**Objective:** Leave the pictures out, and retype all of the material exactly as written.

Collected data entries
══════════════════════════════
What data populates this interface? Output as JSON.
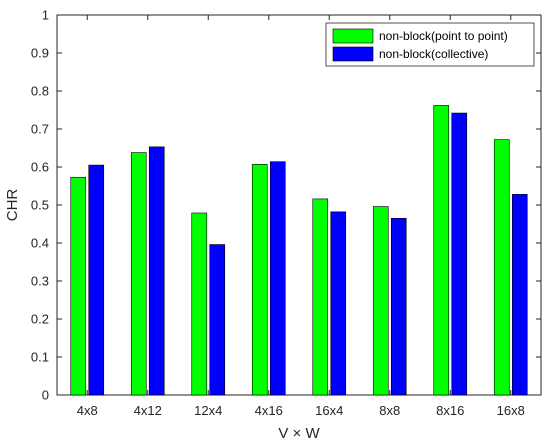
{
  "chart_data": {
    "type": "bar",
    "categories": [
      "4x8",
      "4x12",
      "12x4",
      "4x16",
      "16x4",
      "8x8",
      "8x16",
      "16x8"
    ],
    "series": [
      {
        "name": "non-block(point to point)",
        "color": "#00ff00",
        "values": [
          0.573,
          0.638,
          0.479,
          0.607,
          0.516,
          0.496,
          0.762,
          0.672
        ]
      },
      {
        "name": "non-block(collective)",
        "color": "#0000ff",
        "values": [
          0.605,
          0.653,
          0.396,
          0.614,
          0.482,
          0.465,
          0.742,
          0.528
        ]
      }
    ],
    "title": "",
    "xlabel": "V × W",
    "ylabel": "CHR",
    "ylim": [
      0,
      1
    ],
    "yticks": [
      "0",
      "0.1",
      "0.2",
      "0.3",
      "0.4",
      "0.5",
      "0.6",
      "0.7",
      "0.8",
      "0.9",
      "1"
    ],
    "grid": false,
    "legend_position": "top-right"
  }
}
══════════════════════════════
**Answer in full:**
What data populates this interface? Output as JSON.
{
  "chart_data": {
    "type": "bar",
    "categories": [
      "4x8",
      "4x12",
      "12x4",
      "4x16",
      "16x4",
      "8x8",
      "8x16",
      "16x8"
    ],
    "series": [
      {
        "name": "non-block(point to point)",
        "color": "#00ff00",
        "values": [
          0.573,
          0.638,
          0.479,
          0.607,
          0.516,
          0.496,
          0.762,
          0.672
        ]
      },
      {
        "name": "non-block(collective)",
        "color": "#0000ff",
        "values": [
          0.605,
          0.653,
          0.396,
          0.614,
          0.482,
          0.465,
          0.742,
          0.528
        ]
      }
    ],
    "title": "",
    "xlabel": "V × W",
    "ylabel": "CHR",
    "ylim": [
      0,
      1
    ],
    "yticks": [
      "0",
      "0.1",
      "0.2",
      "0.3",
      "0.4",
      "0.5",
      "0.6",
      "0.7",
      "0.8",
      "0.9",
      "1"
    ],
    "grid": false,
    "legend_position": "top-right"
  }
}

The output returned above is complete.